§ **Task goal**:
Every entry here needs to be repeated exactly.

§ **Records to process**:
|---|

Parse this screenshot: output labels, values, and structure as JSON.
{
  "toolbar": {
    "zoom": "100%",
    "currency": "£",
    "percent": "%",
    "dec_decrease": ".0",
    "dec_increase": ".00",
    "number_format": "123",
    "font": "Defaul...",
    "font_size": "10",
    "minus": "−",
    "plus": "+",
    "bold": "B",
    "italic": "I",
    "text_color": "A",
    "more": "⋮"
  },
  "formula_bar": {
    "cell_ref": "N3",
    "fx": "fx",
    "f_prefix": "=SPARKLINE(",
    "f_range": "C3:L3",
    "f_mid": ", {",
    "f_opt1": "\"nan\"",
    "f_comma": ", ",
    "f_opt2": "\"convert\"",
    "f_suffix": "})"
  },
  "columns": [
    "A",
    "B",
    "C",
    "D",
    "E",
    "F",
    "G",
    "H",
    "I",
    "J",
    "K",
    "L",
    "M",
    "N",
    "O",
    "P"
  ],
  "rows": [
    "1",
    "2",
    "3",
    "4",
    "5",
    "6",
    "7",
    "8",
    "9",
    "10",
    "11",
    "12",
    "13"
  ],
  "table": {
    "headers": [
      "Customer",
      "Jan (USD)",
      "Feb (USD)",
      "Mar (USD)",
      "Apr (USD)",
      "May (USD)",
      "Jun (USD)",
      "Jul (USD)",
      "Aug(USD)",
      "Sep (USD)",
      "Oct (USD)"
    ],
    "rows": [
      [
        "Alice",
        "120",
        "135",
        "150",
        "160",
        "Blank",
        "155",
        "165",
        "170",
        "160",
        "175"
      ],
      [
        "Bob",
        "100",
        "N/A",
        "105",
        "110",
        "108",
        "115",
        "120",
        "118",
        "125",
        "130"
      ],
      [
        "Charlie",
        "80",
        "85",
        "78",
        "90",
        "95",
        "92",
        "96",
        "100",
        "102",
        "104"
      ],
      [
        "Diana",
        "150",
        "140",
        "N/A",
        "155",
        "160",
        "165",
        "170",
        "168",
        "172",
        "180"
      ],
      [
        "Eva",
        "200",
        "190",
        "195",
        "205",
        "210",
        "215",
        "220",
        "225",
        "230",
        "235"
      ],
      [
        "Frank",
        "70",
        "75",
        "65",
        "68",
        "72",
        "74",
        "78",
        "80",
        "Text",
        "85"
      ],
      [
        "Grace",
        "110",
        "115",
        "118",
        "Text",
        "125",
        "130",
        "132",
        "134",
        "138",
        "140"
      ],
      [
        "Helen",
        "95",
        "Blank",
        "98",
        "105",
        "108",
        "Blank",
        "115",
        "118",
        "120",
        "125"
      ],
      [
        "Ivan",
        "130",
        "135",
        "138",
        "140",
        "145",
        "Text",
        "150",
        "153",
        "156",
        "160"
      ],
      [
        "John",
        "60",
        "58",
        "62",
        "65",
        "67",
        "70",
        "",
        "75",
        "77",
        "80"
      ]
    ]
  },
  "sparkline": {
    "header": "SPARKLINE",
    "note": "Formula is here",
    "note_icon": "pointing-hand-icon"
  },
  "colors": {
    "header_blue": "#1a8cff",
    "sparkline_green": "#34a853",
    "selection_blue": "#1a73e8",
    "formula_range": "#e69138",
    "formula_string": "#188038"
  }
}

|---|

§ **Correct result**:
Parse this screenshot: output labels, values, and structure as JSON.
{
  "toolbar": {
    "zoom": "100%",
    "currency": "£",
    "percent": "%",
    "dec_decrease": ".0",
    "dec_increase": ".00",
    "number_format": "123",
    "font": "Defaul...",
    "font_size": "10",
    "minus": "−",
    "plus": "+",
    "bold": "B",
    "italic": "I",
    "text_color": "A",
    "more": "⋮"
  },
  "formula_bar": {
    "cell_ref": "N3",
    "fx": "fx",
    "f_prefix": "=SPARKLINE(",
    "f_range": "C3:L3",
    "f_mid": ", {",
    "f_opt1": "\"nan\"",
    "f_comma": ", ",
    "f_opt2": "\"convert\"",
    "f_suffix": "})"
  },
  "columns": [
    "A",
    "B",
    "C",
    "D",
    "E",
    "F",
    "G",
    "H",
    "I",
    "J",
    "K",
    "L",
    "M",
    "N",
    "O",
    "P"
  ],
  "rows": [
    "1",
    "2",
    "3",
    "4",
    "5",
    "6",
    "7",
    "8",
    "9",
    "10",
    "11",
    "12",
    "13"
  ],
  "table": {
    "headers": [
      "Customer",
      "Jan (USD)",
      "Feb (USD)",
      "Mar (USD)",
      "Apr (USD)",
      "May (USD)",
      "Jun (USD)",
      "Jul (USD)",
      "Aug(USD)",
      "Sep (USD)",
      "Oct (USD)"
    ],
    "rows": [
      [
        "Alice",
        "120",
        "135",
        "150",
        "160",
        "Blank",
        "155",
        "165",
        "170",
        "160",
        "175"
      ],
      [
        "Bob",
        "100",
        "N/A",
        "105",
        "110",
        "108",
        "115",
        "120",
        "118",
        "125",
        "130"
      ],
      [
        "Charlie",
        "80",
        "85",
        "78",
        "90",
        "95",
        "92",
        "96",
        "100",
        "102",
        "104"
      ],
      [
        "Diana",
        "150",
        "140",
        "N/A",
        "155",
        "160",
        "165",
        "170",
        "168",
        "172",
        "180"
      ],
      [
        "Eva",
        "200",
        "190",
        "195",
        "205",
        "210",
        "215",
        "220",
        "225",
        "230",
        "235"
      ],
      [
        "Frank",
        "70",
        "75",
        "65",
        "68",
        "72",
        "74",
        "78",
        "80",
        "Text",
        "85"
      ],
      [
        "Grace",
        "110",
        "115",
        "118",
        "Text",
        "125",
        "130",
        "132",
        "134",
        "138",
        "140"
      ],
      [
        "Helen",
        "95",
        "Blank",
        "98",
        "105",
        "108",
        "Blank",
        "115",
        "118",
        "120",
        "125"
      ],
      [
        "Ivan",
        "130",
        "135",
        "138",
        "140",
        "145",
        "Text",
        "150",
        "153",
        "156",
        "160"
      ],
      [
        "John",
        "60",
        "58",
        "62",
        "65",
        "67",
        "70",
        "",
        "75",
        "77",
        "80"
      ]
    ]
  },
  "sparkline": {
    "header": "SPARKLINE",
    "note": "Formula is here",
    "note_icon": "pointing-hand-icon"
  },
  "colors": {
    "header_blue": "#1a8cff",
    "sparkline_green": "#34a853",
    "selection_blue": "#1a73e8",
    "formula_range": "#e69138",
    "formula_string": "#188038"
  }
}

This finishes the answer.